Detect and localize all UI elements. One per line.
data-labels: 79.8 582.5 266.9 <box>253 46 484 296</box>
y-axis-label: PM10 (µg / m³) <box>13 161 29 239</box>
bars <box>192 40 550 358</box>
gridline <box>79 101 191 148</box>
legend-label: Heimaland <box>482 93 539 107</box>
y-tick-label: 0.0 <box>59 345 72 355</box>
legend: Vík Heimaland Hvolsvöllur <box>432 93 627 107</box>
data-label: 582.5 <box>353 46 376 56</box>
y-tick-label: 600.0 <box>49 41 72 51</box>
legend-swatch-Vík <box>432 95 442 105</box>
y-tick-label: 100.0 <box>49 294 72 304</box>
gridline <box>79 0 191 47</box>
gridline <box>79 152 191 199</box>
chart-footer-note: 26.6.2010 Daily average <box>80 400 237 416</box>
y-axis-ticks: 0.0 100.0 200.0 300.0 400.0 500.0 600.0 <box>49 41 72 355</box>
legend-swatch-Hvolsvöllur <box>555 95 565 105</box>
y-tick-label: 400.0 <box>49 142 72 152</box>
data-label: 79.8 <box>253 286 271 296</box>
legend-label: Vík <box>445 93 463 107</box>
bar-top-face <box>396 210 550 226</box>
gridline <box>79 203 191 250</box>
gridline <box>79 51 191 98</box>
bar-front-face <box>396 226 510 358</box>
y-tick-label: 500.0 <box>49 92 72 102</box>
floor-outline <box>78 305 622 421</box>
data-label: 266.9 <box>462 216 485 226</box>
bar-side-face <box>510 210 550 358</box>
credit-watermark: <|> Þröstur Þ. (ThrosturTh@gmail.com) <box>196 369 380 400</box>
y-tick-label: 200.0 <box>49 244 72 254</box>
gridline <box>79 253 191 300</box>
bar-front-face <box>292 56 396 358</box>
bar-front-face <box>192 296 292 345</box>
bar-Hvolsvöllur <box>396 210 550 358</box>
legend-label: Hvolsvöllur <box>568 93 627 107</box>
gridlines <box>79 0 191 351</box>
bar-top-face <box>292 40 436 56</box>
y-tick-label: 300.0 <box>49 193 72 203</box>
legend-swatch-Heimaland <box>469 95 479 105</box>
§ §
EXERCISE:
Rewrite all of the entries above, substituting "Daily mean" for "Daily average" and keeping everything else unchanged.

RESPONSE BELOW:
Detect and localize all UI elements. One per line.
data-labels: 79.8 582.5 266.9 <box>253 46 484 296</box>
y-axis-label: PM10 (µg / m³) <box>13 161 29 239</box>
bars <box>192 40 550 358</box>
gridline <box>79 101 191 148</box>
legend-label: Heimaland <box>482 93 539 107</box>
y-tick-label: 0.0 <box>59 345 72 355</box>
legend: Vík Heimaland Hvolsvöllur <box>432 93 627 107</box>
data-label: 582.5 <box>353 46 376 56</box>
y-tick-label: 600.0 <box>49 41 72 51</box>
legend-swatch-Vík <box>432 95 442 105</box>
y-tick-label: 100.0 <box>49 294 72 304</box>
gridline <box>79 0 191 47</box>
gridline <box>79 152 191 199</box>
chart-footer-note: 26.6.2010 Daily mean <box>80 400 237 416</box>
y-axis-ticks: 0.0 100.0 200.0 300.0 400.0 500.0 600.0 <box>49 41 72 355</box>
legend-swatch-Hvolsvöllur <box>555 95 565 105</box>
y-tick-label: 400.0 <box>49 142 72 152</box>
data-label: 79.8 <box>253 286 271 296</box>
legend-label: Vík <box>445 93 463 107</box>
bar-top-face <box>396 210 550 226</box>
gridline <box>79 203 191 250</box>
gridline <box>79 51 191 98</box>
bar-front-face <box>396 226 510 358</box>
y-tick-label: 500.0 <box>49 92 72 102</box>
floor-outline <box>78 305 622 421</box>
data-label: 266.9 <box>462 216 485 226</box>
bar-side-face <box>510 210 550 358</box>
credit-watermark: <|> Þröstur Þ. (ThrosturTh@gmail.com) <box>196 369 380 400</box>
y-tick-label: 200.0 <box>49 244 72 254</box>
gridline <box>79 253 191 300</box>
bar-front-face <box>292 56 396 358</box>
bar-front-face <box>192 296 292 345</box>
bar-Hvolsvöllur <box>396 210 550 358</box>
legend-label: Hvolsvöllur <box>568 93 627 107</box>
gridlines <box>79 0 191 351</box>
bar-top-face <box>292 40 436 56</box>
y-tick-label: 300.0 <box>49 193 72 203</box>
legend-swatch-Heimaland <box>469 95 479 105</box>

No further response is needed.